● **TASK BRIEF**:
Repeat every line exactly, keeping the pictures out of the copy.

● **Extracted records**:
_ _ _

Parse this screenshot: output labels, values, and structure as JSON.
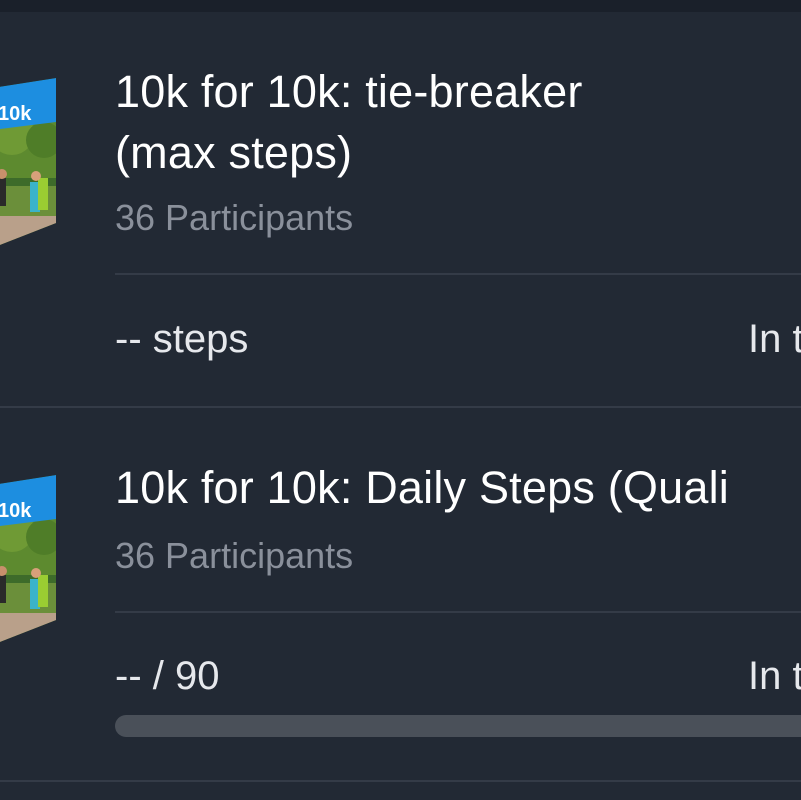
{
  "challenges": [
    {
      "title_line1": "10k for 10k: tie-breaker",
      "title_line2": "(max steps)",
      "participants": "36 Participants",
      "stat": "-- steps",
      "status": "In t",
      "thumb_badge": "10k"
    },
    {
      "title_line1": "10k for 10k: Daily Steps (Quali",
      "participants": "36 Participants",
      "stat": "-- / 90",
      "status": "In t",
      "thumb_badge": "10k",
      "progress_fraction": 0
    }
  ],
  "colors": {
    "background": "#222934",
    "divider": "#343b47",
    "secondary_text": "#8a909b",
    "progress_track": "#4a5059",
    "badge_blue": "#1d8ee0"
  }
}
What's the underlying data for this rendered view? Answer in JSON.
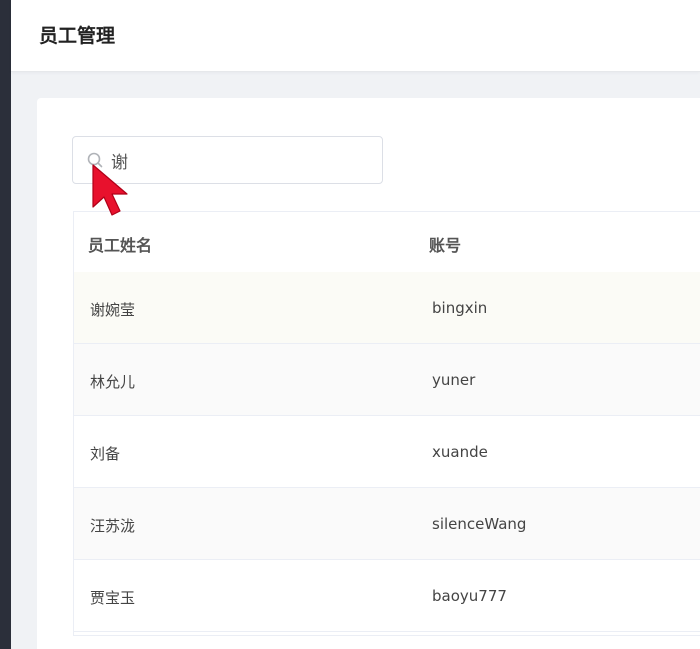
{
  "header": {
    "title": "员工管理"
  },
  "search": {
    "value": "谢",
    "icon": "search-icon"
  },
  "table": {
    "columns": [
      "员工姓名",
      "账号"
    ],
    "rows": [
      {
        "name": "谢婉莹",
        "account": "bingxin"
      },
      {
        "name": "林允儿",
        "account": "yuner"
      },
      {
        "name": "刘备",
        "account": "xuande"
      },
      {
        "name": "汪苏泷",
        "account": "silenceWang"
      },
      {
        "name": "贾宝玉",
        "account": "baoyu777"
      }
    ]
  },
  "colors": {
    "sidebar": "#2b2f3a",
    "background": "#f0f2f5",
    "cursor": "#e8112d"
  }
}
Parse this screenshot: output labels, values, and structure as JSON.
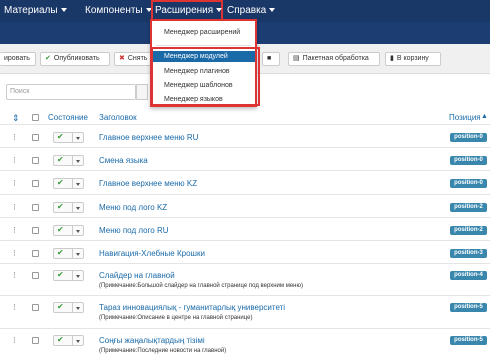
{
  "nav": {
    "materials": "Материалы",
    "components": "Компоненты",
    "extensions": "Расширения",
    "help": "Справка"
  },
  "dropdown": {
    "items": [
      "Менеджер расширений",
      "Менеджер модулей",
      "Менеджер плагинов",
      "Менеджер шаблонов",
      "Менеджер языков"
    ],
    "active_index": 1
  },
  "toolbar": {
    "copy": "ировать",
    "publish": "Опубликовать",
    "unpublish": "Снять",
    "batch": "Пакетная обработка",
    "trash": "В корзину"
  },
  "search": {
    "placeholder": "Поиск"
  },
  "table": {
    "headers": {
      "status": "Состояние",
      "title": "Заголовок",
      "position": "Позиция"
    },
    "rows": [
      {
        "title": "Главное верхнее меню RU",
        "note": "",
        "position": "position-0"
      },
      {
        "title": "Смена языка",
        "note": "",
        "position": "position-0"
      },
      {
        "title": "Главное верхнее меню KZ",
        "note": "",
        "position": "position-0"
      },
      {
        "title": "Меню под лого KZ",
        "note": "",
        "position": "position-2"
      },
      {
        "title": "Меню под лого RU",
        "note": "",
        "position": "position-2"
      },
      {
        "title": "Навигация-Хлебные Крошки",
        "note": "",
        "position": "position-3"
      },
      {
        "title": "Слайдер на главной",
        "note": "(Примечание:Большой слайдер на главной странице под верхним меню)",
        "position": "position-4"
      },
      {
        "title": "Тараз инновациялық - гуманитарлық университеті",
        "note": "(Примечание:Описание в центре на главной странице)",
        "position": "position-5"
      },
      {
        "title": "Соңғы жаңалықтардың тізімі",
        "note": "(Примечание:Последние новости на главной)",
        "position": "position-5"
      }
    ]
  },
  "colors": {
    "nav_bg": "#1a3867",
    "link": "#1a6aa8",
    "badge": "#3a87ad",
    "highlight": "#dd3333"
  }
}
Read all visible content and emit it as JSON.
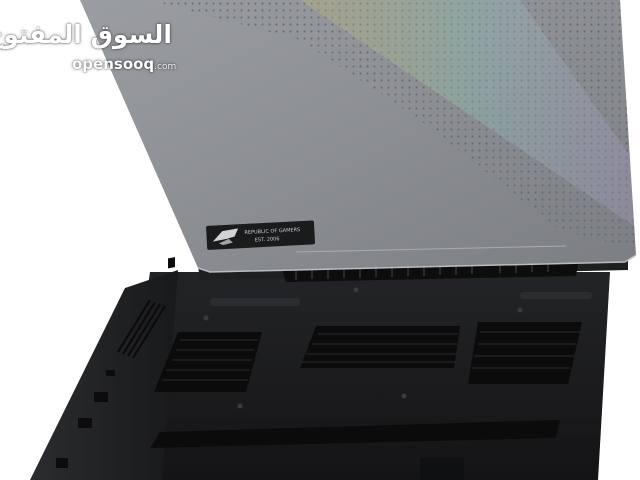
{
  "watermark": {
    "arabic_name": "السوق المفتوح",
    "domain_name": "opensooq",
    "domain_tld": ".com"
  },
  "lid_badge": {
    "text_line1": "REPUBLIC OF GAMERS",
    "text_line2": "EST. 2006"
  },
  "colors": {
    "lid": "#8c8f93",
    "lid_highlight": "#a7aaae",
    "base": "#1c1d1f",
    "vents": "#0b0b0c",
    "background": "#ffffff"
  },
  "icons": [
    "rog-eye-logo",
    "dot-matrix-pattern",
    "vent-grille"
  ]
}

_ _ _

● **RESPONSE TO THE EXERCISE**:
Parse this screenshot: output labels, values, and structure as JSON.
{
  "challenges": [
    {
      "title_line1": "10k for 10k: tie-breaker",
      "title_line2": "(max steps)",
      "participants": "36 Participants",
      "stat": "-- steps",
      "status": "In t",
      "thumb_badge": "10k"
    },
    {
      "title_line1": "10k for 10k: Daily Steps (Quali",
      "participants": "36 Participants",
      "stat": "-- / 90",
      "status": "In t",
      "thumb_badge": "10k",
      "progress_fraction": 0
    }
  ],
  "colors": {
    "background": "#222934",
    "divider": "#343b47",
    "secondary_text": "#8a909b",
    "progress_track": "#4a5059",
    "badge_blue": "#1d8ee0"
  }
}
What's the underlying data for this rendered view? Answer in JSON.
{
  "header": {
    "title": "员工管理"
  },
  "search": {
    "value": "谢",
    "icon": "search-icon"
  },
  "table": {
    "columns": [
      "员工姓名",
      "账号"
    ],
    "rows": [
      {
        "name": "谢婉莹",
        "account": "bingxin"
      },
      {
        "name": "林允儿",
        "account": "yuner"
      },
      {
        "name": "刘备",
        "account": "xuande"
      },
      {
        "name": "汪苏泷",
        "account": "silenceWang"
      },
      {
        "name": "贾宝玉",
        "account": "baoyu777"
      }
    ]
  },
  "colors": {
    "sidebar": "#2b2f3a",
    "background": "#f0f2f5",
    "cursor": "#e8112d"
  }
}
Parse this screenshot: output labels, values, and structure as JSON.
{
  "nav": {
    "materials": "Материалы",
    "components": "Компоненты",
    "extensions": "Расширения",
    "help": "Справка"
  },
  "dropdown": {
    "items": [
      "Менеджер расширений",
      "Менеджер модулей",
      "Менеджер плагинов",
      "Менеджер шаблонов",
      "Менеджер языков"
    ],
    "active_index": 1
  },
  "toolbar": {
    "copy": "ировать",
    "publish": "Опубликовать",
    "unpublish": "Снять",
    "batch": "Пакетная обработка",
    "trash": "В корзину"
  },
  "search": {
    "placeholder": "Поиск"
  },
  "table": {
    "headers": {
      "status": "Состояние",
      "title": "Заголовок",
      "position": "Позиция"
    },
    "rows": [
      {
        "title": "Главное верхнее меню RU",
        "note": "",
        "position": "position-0"
      },
      {
        "title": "Смена языка",
        "note": "",
        "position": "position-0"
      },
      {
        "title": "Главное верхнее меню KZ",
        "note": "",
        "position": "position-0"
      },
      {
        "title": "Меню под лого KZ",
        "note": "",
        "position": "position-2"
      },
      {
        "title": "Меню под лого RU",
        "note": "",
        "position": "position-2"
      },
      {
        "title": "Навигация-Хлебные Крошки",
        "note": "",
        "position": "position-3"
      },
      {
        "title": "Слайдер на главной",
        "note": "(Примечание:Большой слайдер на главной странице под верхним меню)",
        "position": "position-4"
      },
      {
        "title": "Тараз инновациялық - гуманитарлық университеті",
        "note": "(Примечание:Описание в центре на главной странице)",
        "position": "position-5"
      },
      {
        "title": "Соңғы жаңалықтардың тізімі",
        "note": "(Примечание:Последние новости на главной)",
        "position": "position-5"
      }
    ]
  },
  "colors": {
    "nav_bg": "#1a3867",
    "link": "#1a6aa8",
    "badge": "#3a87ad",
    "highlight": "#dd3333"
  }
}
Read all visible content and emit it as JSON.
{
  "watermark": {
    "arabic_name": "السوق المفتوح",
    "domain_name": "opensooq",
    "domain_tld": ".com"
  },
  "lid_badge": {
    "text_line1": "REPUBLIC OF GAMERS",
    "text_line2": "EST. 2006"
  },
  "colors": {
    "lid": "#8c8f93",
    "lid_highlight": "#a7aaae",
    "base": "#1c1d1f",
    "vents": "#0b0b0c",
    "background": "#ffffff"
  },
  "icons": [
    "rog-eye-logo",
    "dot-matrix-pattern",
    "vent-grille"
  ]
}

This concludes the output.